▶ [Exercise task]: Only the number is wanted: how many lines in the data contain "phone"?

------ Records ------

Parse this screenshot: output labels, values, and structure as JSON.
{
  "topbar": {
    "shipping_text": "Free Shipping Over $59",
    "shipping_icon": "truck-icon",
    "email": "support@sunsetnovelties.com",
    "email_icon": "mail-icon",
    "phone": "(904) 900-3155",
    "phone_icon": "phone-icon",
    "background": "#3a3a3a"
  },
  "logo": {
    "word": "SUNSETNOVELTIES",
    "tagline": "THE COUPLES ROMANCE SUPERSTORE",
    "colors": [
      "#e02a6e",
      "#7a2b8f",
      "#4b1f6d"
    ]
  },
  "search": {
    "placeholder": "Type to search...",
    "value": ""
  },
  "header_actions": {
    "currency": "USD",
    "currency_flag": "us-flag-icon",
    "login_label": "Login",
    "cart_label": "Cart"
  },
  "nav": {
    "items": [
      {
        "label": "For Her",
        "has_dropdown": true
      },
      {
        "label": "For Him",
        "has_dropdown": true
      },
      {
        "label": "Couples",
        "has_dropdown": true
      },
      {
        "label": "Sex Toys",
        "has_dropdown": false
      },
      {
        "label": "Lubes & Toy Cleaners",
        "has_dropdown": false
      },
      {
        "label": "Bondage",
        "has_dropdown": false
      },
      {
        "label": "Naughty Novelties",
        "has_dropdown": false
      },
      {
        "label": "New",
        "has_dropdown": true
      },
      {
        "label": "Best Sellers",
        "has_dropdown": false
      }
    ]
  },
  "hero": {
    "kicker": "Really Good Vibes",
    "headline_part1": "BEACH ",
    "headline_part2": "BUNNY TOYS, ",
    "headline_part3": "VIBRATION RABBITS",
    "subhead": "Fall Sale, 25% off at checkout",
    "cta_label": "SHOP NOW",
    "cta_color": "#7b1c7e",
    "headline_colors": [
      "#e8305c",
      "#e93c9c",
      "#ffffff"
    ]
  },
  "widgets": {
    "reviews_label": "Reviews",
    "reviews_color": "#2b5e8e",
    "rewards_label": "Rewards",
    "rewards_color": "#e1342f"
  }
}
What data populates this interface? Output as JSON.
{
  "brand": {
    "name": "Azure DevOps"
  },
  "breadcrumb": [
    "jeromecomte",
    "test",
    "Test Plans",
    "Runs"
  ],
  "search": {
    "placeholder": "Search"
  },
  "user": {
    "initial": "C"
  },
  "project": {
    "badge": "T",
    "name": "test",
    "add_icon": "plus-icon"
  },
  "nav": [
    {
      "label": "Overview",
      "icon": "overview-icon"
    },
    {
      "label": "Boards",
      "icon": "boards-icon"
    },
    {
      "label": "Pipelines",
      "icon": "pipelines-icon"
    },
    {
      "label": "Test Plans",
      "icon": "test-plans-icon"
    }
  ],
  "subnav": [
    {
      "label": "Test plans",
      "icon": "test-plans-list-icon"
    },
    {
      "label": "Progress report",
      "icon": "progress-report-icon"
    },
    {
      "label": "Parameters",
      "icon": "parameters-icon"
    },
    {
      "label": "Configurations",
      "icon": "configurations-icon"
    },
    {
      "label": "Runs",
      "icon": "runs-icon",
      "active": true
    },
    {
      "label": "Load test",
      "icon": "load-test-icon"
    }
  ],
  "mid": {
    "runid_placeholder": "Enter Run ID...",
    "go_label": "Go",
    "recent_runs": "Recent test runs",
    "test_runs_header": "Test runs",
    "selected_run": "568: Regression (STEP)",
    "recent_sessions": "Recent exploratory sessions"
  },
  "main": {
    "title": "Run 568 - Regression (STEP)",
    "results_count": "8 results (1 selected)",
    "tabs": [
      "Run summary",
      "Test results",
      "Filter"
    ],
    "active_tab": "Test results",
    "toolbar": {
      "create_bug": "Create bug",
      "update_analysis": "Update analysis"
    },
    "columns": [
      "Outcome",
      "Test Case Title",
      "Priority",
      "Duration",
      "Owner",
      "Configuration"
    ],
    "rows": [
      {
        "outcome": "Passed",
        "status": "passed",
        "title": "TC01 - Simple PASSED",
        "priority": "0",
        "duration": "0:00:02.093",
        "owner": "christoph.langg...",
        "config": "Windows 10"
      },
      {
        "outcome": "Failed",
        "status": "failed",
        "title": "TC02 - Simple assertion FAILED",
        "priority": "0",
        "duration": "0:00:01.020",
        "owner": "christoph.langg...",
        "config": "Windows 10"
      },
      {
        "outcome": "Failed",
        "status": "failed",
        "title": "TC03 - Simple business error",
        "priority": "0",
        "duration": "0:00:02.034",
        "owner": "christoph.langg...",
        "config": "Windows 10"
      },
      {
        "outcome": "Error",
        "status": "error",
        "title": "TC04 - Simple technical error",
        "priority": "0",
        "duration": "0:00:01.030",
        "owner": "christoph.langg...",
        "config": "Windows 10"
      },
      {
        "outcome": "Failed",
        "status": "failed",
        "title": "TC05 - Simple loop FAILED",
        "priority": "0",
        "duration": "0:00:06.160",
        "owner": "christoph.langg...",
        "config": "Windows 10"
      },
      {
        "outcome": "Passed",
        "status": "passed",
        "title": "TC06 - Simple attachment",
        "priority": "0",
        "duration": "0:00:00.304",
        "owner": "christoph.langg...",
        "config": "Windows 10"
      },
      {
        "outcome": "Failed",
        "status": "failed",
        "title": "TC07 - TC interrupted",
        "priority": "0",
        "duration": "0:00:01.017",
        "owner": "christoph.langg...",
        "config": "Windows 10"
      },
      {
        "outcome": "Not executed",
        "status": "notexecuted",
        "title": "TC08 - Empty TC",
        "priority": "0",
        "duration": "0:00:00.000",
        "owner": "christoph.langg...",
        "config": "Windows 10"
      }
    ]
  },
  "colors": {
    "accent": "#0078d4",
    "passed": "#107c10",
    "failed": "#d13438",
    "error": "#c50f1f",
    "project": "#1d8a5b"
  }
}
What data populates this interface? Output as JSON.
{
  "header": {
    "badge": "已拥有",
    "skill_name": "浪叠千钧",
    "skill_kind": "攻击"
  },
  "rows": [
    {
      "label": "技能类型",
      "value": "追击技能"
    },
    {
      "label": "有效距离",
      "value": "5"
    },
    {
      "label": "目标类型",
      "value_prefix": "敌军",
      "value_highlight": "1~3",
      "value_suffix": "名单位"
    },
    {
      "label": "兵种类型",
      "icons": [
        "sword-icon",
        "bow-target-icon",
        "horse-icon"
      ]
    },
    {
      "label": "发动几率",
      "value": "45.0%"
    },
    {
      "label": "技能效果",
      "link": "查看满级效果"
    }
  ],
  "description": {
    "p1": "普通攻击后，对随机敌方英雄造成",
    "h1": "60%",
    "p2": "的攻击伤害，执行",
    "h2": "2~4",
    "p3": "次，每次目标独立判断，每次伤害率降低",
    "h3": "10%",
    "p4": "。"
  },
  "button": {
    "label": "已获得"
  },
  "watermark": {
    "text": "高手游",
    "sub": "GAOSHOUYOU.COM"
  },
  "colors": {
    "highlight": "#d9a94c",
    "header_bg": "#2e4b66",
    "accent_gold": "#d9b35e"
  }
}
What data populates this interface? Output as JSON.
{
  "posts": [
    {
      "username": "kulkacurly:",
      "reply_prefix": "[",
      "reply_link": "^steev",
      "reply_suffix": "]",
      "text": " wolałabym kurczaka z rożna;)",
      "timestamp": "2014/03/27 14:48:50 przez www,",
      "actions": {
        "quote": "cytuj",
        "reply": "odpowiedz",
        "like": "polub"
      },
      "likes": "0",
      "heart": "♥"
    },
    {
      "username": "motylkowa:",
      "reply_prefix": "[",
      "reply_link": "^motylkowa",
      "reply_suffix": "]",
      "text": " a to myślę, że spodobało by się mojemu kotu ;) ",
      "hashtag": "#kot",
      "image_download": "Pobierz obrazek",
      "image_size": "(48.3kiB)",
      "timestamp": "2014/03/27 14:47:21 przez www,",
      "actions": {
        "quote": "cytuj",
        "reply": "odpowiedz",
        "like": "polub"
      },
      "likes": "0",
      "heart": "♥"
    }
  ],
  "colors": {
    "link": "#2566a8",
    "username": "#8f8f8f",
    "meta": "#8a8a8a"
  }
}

------

▶ [Written response]: 2